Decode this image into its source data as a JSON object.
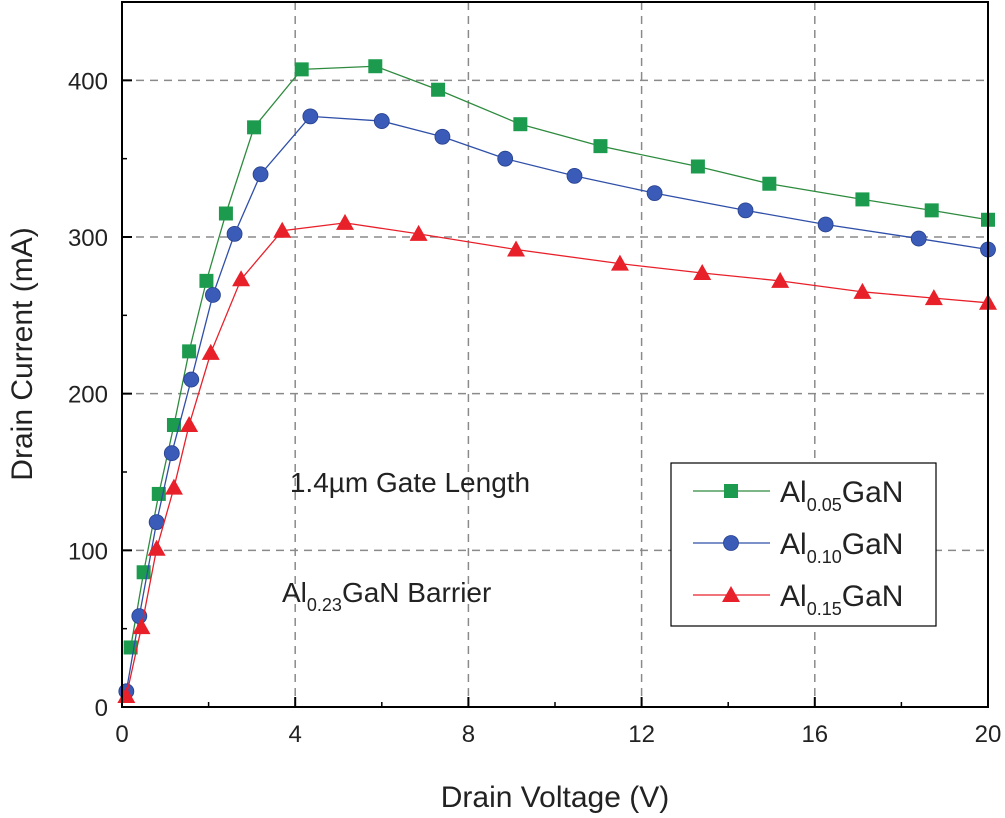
{
  "chart_data": {
    "type": "line",
    "title": "",
    "xlabel": "Drain Voltage (V)",
    "ylabel": "Drain Current (mA)",
    "xlim": [
      0,
      20
    ],
    "ylim": [
      0,
      450
    ],
    "xticks": [
      0,
      4,
      8,
      12,
      16,
      20
    ],
    "yticks": [
      0,
      100,
      200,
      300,
      400
    ],
    "grid": true,
    "legend_position": "bottom-right",
    "annotations": [
      {
        "text": "1.4µm Gate Length"
      },
      {
        "prefix": "Al",
        "sub": "0.23",
        "suffix": "GaN Barrier"
      }
    ],
    "series": [
      {
        "name": "Al0.05GaN",
        "name_prefix": "Al",
        "name_sub": "0.05",
        "name_suffix": "GaN",
        "color": "#2e8b3e",
        "marker_color": "#1c9b4e",
        "marker": "square",
        "x": [
          0.2,
          0.5,
          0.85,
          1.2,
          1.55,
          1.95,
          2.4,
          3.05,
          4.15,
          5.85,
          7.3,
          9.2,
          11.05,
          13.3,
          14.95,
          17.1,
          18.7,
          20.0
        ],
        "y": [
          38,
          86,
          136,
          180,
          227,
          272,
          315,
          370,
          407,
          409,
          394,
          372,
          358,
          345,
          334,
          324,
          317,
          311
        ]
      },
      {
        "name": "Al0.10GaN",
        "name_prefix": "Al",
        "name_sub": "0.10",
        "name_suffix": "GaN",
        "color": "#2f4fa8",
        "marker_color": "#3a5bb8",
        "marker": "circle",
        "x": [
          0.1,
          0.4,
          0.8,
          1.15,
          1.6,
          2.1,
          2.6,
          3.2,
          4.35,
          6.0,
          7.4,
          8.85,
          10.45,
          12.3,
          14.4,
          16.25,
          18.4,
          20.0
        ],
        "y": [
          10,
          58,
          118,
          162,
          209,
          263,
          302,
          340,
          377,
          374,
          364,
          350,
          339,
          328,
          317,
          308,
          299,
          292
        ]
      },
      {
        "name": "Al0.15GaN",
        "name_prefix": "Al",
        "name_sub": "0.15",
        "name_suffix": "GaN",
        "color": "#e8202a",
        "marker_color": "#e8202a",
        "marker": "triangle",
        "x": [
          0.1,
          0.45,
          0.8,
          1.2,
          1.55,
          2.05,
          2.75,
          3.7,
          5.15,
          6.85,
          9.1,
          11.5,
          13.4,
          15.2,
          17.1,
          18.75,
          20.0
        ],
        "y": [
          7,
          51,
          101,
          140,
          180,
          226,
          273,
          304,
          309,
          302,
          292,
          283,
          277,
          272,
          265,
          261,
          258
        ]
      }
    ]
  }
}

Work to be completed:
Output the full set of records above without changing a word, and drop the images.

Worked answer:
Decode this image into its source data as a JSON object.
{
  "chart_data": {
    "type": "line",
    "title": "",
    "xlabel": "Drain Voltage (V)",
    "ylabel": "Drain Current (mA)",
    "xlim": [
      0,
      20
    ],
    "ylim": [
      0,
      450
    ],
    "xticks": [
      0,
      4,
      8,
      12,
      16,
      20
    ],
    "yticks": [
      0,
      100,
      200,
      300,
      400
    ],
    "grid": true,
    "legend_position": "bottom-right",
    "annotations": [
      {
        "text": "1.4µm Gate Length"
      },
      {
        "prefix": "Al",
        "sub": "0.23",
        "suffix": "GaN Barrier"
      }
    ],
    "series": [
      {
        "name": "Al0.05GaN",
        "name_prefix": "Al",
        "name_sub": "0.05",
        "name_suffix": "GaN",
        "color": "#2e8b3e",
        "marker_color": "#1c9b4e",
        "marker": "square",
        "x": [
          0.2,
          0.5,
          0.85,
          1.2,
          1.55,
          1.95,
          2.4,
          3.05,
          4.15,
          5.85,
          7.3,
          9.2,
          11.05,
          13.3,
          14.95,
          17.1,
          18.7,
          20.0
        ],
        "y": [
          38,
          86,
          136,
          180,
          227,
          272,
          315,
          370,
          407,
          409,
          394,
          372,
          358,
          345,
          334,
          324,
          317,
          311
        ]
      },
      {
        "name": "Al0.10GaN",
        "name_prefix": "Al",
        "name_sub": "0.10",
        "name_suffix": "GaN",
        "color": "#2f4fa8",
        "marker_color": "#3a5bb8",
        "marker": "circle",
        "x": [
          0.1,
          0.4,
          0.8,
          1.15,
          1.6,
          2.1,
          2.6,
          3.2,
          4.35,
          6.0,
          7.4,
          8.85,
          10.45,
          12.3,
          14.4,
          16.25,
          18.4,
          20.0
        ],
        "y": [
          10,
          58,
          118,
          162,
          209,
          263,
          302,
          340,
          377,
          374,
          364,
          350,
          339,
          328,
          317,
          308,
          299,
          292
        ]
      },
      {
        "name": "Al0.15GaN",
        "name_prefix": "Al",
        "name_sub": "0.15",
        "name_suffix": "GaN",
        "color": "#e8202a",
        "marker_color": "#e8202a",
        "marker": "triangle",
        "x": [
          0.1,
          0.45,
          0.8,
          1.2,
          1.55,
          2.05,
          2.75,
          3.7,
          5.15,
          6.85,
          9.1,
          11.5,
          13.4,
          15.2,
          17.1,
          18.75,
          20.0
        ],
        "y": [
          7,
          51,
          101,
          140,
          180,
          226,
          273,
          304,
          309,
          302,
          292,
          283,
          277,
          272,
          265,
          261,
          258
        ]
      }
    ]
  }
}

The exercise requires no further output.